The exercise :: Find every line in the records below that holds the word "lưỡi", and copy it out.

* Begin *

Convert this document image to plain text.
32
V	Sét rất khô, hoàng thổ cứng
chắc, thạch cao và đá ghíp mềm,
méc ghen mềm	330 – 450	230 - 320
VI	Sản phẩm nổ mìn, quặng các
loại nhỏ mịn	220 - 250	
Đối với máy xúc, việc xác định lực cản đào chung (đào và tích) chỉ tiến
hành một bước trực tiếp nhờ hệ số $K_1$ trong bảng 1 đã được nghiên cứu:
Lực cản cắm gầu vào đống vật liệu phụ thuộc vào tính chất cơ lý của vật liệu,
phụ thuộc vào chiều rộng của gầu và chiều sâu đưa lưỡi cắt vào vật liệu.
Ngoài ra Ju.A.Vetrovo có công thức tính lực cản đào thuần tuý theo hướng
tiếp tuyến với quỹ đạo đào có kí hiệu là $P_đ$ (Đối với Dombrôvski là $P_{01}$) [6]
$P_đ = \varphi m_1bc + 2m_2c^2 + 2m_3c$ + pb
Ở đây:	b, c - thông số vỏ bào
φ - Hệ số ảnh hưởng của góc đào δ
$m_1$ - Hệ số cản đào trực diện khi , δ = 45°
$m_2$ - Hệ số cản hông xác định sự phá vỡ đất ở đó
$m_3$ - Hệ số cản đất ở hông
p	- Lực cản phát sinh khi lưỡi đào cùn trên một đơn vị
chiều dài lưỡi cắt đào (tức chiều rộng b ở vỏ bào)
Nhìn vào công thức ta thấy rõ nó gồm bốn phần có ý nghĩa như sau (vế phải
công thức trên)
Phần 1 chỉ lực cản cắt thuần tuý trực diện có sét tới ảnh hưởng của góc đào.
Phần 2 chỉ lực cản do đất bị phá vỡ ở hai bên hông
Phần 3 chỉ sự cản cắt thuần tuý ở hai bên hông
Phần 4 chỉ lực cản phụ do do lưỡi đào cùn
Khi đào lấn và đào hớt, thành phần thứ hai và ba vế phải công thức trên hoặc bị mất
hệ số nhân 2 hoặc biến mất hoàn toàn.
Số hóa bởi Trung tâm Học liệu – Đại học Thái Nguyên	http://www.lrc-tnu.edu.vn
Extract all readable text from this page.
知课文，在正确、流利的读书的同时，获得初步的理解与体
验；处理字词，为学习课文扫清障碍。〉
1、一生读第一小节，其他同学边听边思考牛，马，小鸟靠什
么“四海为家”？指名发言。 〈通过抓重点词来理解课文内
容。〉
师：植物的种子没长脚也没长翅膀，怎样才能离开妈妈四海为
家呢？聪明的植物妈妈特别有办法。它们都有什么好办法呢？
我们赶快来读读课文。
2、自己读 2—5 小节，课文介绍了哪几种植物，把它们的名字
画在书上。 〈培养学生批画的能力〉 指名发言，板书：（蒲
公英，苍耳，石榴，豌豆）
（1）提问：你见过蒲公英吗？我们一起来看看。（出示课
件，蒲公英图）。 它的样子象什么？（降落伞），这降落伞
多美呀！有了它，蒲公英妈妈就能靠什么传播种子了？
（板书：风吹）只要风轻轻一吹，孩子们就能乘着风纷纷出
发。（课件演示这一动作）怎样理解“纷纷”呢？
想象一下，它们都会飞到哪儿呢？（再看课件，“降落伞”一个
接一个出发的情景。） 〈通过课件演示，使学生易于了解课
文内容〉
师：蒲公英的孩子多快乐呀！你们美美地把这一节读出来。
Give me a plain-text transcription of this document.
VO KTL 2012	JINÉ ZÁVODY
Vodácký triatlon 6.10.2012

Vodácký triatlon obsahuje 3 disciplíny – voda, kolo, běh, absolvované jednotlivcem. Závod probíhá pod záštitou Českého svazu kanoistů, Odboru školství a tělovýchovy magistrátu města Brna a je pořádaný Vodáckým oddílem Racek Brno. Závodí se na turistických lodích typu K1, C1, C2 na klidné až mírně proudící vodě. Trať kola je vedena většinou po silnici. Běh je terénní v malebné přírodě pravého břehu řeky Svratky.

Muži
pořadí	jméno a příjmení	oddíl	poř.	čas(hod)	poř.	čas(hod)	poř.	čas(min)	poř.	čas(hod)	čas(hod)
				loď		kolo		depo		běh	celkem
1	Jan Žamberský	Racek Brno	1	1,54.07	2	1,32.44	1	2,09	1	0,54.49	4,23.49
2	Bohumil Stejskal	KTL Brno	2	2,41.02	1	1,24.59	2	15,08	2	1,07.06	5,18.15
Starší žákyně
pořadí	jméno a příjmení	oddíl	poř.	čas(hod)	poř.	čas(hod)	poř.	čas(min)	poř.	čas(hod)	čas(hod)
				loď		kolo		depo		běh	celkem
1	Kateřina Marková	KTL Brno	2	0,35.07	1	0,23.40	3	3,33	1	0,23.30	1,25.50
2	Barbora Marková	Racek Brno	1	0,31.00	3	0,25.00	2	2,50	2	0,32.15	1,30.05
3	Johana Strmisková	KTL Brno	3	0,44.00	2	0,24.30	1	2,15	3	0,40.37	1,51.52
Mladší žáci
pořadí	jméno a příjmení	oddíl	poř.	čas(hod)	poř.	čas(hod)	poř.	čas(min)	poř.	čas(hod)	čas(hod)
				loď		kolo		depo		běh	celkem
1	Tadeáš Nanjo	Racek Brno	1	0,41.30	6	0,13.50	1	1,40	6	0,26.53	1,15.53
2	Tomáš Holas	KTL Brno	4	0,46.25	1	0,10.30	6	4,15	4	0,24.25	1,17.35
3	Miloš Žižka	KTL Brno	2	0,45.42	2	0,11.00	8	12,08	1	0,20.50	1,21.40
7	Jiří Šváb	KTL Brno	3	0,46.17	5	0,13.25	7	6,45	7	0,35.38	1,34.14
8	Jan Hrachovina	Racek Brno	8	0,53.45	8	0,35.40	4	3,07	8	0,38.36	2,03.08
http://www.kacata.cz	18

* End *

Reply ::
phụ thuộc vào chiều rộng của gầu và chiều sâu đưa lưỡi cắt vào vật liệu.
p	- Lực cản phát sinh khi lưỡi đào cùn trên một đơn vị
chiều dài lưỡi cắt đào (tức chiều rộng b ở vỏ bào)
Phần 4 chỉ lực cản phụ do do lưỡi đào cùn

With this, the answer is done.